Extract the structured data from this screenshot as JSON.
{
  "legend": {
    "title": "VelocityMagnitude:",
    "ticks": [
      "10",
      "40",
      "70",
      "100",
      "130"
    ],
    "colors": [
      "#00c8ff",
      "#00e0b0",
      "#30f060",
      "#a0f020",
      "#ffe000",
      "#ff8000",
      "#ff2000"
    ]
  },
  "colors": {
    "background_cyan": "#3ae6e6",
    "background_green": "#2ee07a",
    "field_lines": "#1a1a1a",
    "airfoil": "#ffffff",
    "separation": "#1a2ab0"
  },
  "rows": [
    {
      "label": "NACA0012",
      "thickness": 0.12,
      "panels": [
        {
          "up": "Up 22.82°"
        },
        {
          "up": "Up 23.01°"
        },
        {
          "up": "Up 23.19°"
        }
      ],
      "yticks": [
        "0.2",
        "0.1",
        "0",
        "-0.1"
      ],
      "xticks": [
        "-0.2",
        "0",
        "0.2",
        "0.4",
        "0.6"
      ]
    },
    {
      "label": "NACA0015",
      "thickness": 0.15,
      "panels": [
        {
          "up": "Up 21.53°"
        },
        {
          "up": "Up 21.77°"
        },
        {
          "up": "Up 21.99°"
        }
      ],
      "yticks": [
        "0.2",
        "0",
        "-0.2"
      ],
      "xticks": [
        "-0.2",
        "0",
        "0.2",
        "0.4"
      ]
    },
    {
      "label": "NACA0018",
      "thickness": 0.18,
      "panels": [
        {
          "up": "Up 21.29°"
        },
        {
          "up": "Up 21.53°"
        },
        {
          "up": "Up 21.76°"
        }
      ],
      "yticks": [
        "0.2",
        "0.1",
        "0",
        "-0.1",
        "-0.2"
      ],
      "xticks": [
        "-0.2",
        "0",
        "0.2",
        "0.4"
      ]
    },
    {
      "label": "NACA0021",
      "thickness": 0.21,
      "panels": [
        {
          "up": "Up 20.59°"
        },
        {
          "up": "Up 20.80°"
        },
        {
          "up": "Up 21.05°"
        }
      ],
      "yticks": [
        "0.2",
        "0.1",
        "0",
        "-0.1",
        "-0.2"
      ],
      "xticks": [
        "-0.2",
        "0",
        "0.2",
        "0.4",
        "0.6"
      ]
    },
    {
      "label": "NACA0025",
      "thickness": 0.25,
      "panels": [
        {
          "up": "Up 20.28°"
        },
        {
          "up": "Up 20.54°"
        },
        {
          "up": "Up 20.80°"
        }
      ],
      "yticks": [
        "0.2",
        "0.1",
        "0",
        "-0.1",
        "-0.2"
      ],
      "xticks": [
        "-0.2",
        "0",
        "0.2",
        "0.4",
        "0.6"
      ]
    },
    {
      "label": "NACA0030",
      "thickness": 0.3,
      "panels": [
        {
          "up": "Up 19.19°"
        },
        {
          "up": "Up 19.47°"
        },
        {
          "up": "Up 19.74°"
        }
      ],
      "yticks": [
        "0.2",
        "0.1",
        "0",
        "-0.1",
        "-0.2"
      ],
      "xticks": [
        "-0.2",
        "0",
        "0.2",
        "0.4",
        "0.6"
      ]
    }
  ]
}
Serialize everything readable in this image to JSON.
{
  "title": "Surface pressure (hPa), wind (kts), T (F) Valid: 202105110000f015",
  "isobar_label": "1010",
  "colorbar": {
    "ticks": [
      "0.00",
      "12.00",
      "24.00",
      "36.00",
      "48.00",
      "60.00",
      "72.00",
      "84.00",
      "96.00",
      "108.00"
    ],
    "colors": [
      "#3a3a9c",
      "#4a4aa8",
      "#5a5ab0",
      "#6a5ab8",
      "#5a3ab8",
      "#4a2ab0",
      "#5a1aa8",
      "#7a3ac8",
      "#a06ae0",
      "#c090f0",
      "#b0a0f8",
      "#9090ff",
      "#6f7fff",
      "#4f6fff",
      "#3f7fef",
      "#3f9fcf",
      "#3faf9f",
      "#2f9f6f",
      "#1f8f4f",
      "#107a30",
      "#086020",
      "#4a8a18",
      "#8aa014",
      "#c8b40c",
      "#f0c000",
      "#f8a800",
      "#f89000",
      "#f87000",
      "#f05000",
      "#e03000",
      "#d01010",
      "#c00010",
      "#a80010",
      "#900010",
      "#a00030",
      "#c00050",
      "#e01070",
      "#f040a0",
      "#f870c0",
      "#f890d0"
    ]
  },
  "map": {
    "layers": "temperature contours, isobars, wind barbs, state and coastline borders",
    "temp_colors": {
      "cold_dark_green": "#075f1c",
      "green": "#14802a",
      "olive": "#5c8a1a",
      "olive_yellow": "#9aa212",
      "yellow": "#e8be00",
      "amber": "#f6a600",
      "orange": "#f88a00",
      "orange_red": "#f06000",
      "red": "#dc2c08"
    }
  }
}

□ □ □ □ □ □ □

**Given problem:** Every entry must be retyped in full, exactly as given.

**Response for this exercise:**
Extract the structured data from this screenshot as JSON.
{
  "legend": {
    "title": "VelocityMagnitude:",
    "ticks": [
      "10",
      "40",
      "70",
      "100",
      "130"
    ],
    "colors": [
      "#00c8ff",
      "#00e0b0",
      "#30f060",
      "#a0f020",
      "#ffe000",
      "#ff8000",
      "#ff2000"
    ]
  },
  "colors": {
    "background_cyan": "#3ae6e6",
    "background_green": "#2ee07a",
    "field_lines": "#1a1a1a",
    "airfoil": "#ffffff",
    "separation": "#1a2ab0"
  },
  "rows": [
    {
      "label": "NACA0012",
      "thickness": 0.12,
      "panels": [
        {
          "up": "Up 22.82°"
        },
        {
          "up": "Up 23.01°"
        },
        {
          "up": "Up 23.19°"
        }
      ],
      "yticks": [
        "0.2",
        "0.1",
        "0",
        "-0.1"
      ],
      "xticks": [
        "-0.2",
        "0",
        "0.2",
        "0.4",
        "0.6"
      ]
    },
    {
      "label": "NACA0015",
      "thickness": 0.15,
      "panels": [
        {
          "up": "Up 21.53°"
        },
        {
          "up": "Up 21.77°"
        },
        {
          "up": "Up 21.99°"
        }
      ],
      "yticks": [
        "0.2",
        "0",
        "-0.2"
      ],
      "xticks": [
        "-0.2",
        "0",
        "0.2",
        "0.4"
      ]
    },
    {
      "label": "NACA0018",
      "thickness": 0.18,
      "panels": [
        {
          "up": "Up 21.29°"
        },
        {
          "up": "Up 21.53°"
        },
        {
          "up": "Up 21.76°"
        }
      ],
      "yticks": [
        "0.2",
        "0.1",
        "0",
        "-0.1",
        "-0.2"
      ],
      "xticks": [
        "-0.2",
        "0",
        "0.2",
        "0.4"
      ]
    },
    {
      "label": "NACA0021",
      "thickness": 0.21,
      "panels": [
        {
          "up": "Up 20.59°"
        },
        {
          "up": "Up 20.80°"
        },
        {
          "up": "Up 21.05°"
        }
      ],
      "yticks": [
        "0.2",
        "0.1",
        "0",
        "-0.1",
        "-0.2"
      ],
      "xticks": [
        "-0.2",
        "0",
        "0.2",
        "0.4",
        "0.6"
      ]
    },
    {
      "label": "NACA0025",
      "thickness": 0.25,
      "panels": [
        {
          "up": "Up 20.28°"
        },
        {
          "up": "Up 20.54°"
        },
        {
          "up": "Up 20.80°"
        }
      ],
      "yticks": [
        "0.2",
        "0.1",
        "0",
        "-0.1",
        "-0.2"
      ],
      "xticks": [
        "-0.2",
        "0",
        "0.2",
        "0.4",
        "0.6"
      ]
    },
    {
      "label": "NACA0030",
      "thickness": 0.3,
      "panels": [
        {
          "up": "Up 19.19°"
        },
        {
          "up": "Up 19.47°"
        },
        {
          "up": "Up 19.74°"
        }
      ],
      "yticks": [
        "0.2",
        "0.1",
        "0",
        "-0.1",
        "-0.2"
      ],
      "xticks": [
        "-0.2",
        "0",
        "0.2",
        "0.4",
        "0.6"
      ]
    }
  ]
}
Serialize everything readable in this image to JSON.
{
  "title": "Surface pressure (hPa), wind (kts), T (F) Valid: 202105110000f015",
  "isobar_label": "1010",
  "colorbar": {
    "ticks": [
      "0.00",
      "12.00",
      "24.00",
      "36.00",
      "48.00",
      "60.00",
      "72.00",
      "84.00",
      "96.00",
      "108.00"
    ],
    "colors": [
      "#3a3a9c",
      "#4a4aa8",
      "#5a5ab0",
      "#6a5ab8",
      "#5a3ab8",
      "#4a2ab0",
      "#5a1aa8",
      "#7a3ac8",
      "#a06ae0",
      "#c090f0",
      "#b0a0f8",
      "#9090ff",
      "#6f7fff",
      "#4f6fff",
      "#3f7fef",
      "#3f9fcf",
      "#3faf9f",
      "#2f9f6f",
      "#1f8f4f",
      "#107a30",
      "#086020",
      "#4a8a18",
      "#8aa014",
      "#c8b40c",
      "#f0c000",
      "#f8a800",
      "#f89000",
      "#f87000",
      "#f05000",
      "#e03000",
      "#d01010",
      "#c00010",
      "#a80010",
      "#900010",
      "#a00030",
      "#c00050",
      "#e01070",
      "#f040a0",
      "#f870c0",
      "#f890d0"
    ]
  },
  "map": {
    "layers": "temperature contours, isobars, wind barbs, state and coastline borders",
    "temp_colors": {
      "cold_dark_green": "#075f1c",
      "green": "#14802a",
      "olive": "#5c8a1a",
      "olive_yellow": "#9aa212",
      "yellow": "#e8be00",
      "amber": "#f6a600",
      "orange": "#f88a00",
      "orange_red": "#f06000",
      "red": "#dc2c08"
    }
  }
}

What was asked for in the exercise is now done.